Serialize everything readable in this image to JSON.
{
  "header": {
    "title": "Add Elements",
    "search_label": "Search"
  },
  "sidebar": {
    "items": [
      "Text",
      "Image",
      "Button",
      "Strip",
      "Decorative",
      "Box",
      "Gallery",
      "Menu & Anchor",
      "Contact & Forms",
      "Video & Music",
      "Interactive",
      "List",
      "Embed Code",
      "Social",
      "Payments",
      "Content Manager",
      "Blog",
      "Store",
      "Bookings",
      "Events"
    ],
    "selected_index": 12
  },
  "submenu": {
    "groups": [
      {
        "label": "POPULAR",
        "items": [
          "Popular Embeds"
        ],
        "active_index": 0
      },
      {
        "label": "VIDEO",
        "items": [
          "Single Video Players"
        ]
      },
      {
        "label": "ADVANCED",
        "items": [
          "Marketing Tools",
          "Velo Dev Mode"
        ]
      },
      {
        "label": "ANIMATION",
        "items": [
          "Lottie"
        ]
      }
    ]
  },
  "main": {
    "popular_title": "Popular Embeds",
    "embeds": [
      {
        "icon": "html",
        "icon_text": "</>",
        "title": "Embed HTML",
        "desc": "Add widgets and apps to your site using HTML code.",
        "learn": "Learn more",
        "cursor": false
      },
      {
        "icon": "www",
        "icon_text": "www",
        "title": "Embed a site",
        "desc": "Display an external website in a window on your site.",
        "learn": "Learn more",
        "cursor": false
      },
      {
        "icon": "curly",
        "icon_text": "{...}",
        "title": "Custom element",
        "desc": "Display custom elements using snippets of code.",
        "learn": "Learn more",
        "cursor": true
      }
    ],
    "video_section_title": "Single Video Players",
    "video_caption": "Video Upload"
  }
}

* * * * *

### What is being asked
Reproduce every line above without error.

### Final answer
Serialize everything readable in this image to JSON.
{
  "header": {
    "title": "Add Elements",
    "search_label": "Search"
  },
  "sidebar": {
    "items": [
      "Text",
      "Image",
      "Button",
      "Strip",
      "Decorative",
      "Box",
      "Gallery",
      "Menu & Anchor",
      "Contact & Forms",
      "Video & Music",
      "Interactive",
      "List",
      "Embed Code",
      "Social",
      "Payments",
      "Content Manager",
      "Blog",
      "Store",
      "Bookings",
      "Events"
    ],
    "selected_index": 12
  },
  "submenu": {
    "groups": [
      {
        "label": "POPULAR",
        "items": [
          "Popular Embeds"
        ],
        "active_index": 0
      },
      {
        "label": "VIDEO",
        "items": [
          "Single Video Players"
        ]
      },
      {
        "label": "ADVANCED",
        "items": [
          "Marketing Tools",
          "Velo Dev Mode"
        ]
      },
      {
        "label": "ANIMATION",
        "items": [
          "Lottie"
        ]
      }
    ]
  },
  "main": {
    "popular_title": "Popular Embeds",
    "embeds": [
      {
        "icon": "html",
        "icon_text": "</>",
        "title": "Embed HTML",
        "desc": "Add widgets and apps to your site using HTML code.",
        "learn": "Learn more",
        "cursor": false
      },
      {
        "icon": "www",
        "icon_text": "www",
        "title": "Embed a site",
        "desc": "Display an external website in a window on your site.",
        "learn": "Learn more",
        "cursor": false
      },
      {
        "icon": "curly",
        "icon_text": "{...}",
        "title": "Custom element",
        "desc": "Display custom elements using snippets of code.",
        "learn": "Learn more",
        "cursor": true
      }
    ],
    "video_section_title": "Single Video Players",
    "video_caption": "Video Upload"
  }
}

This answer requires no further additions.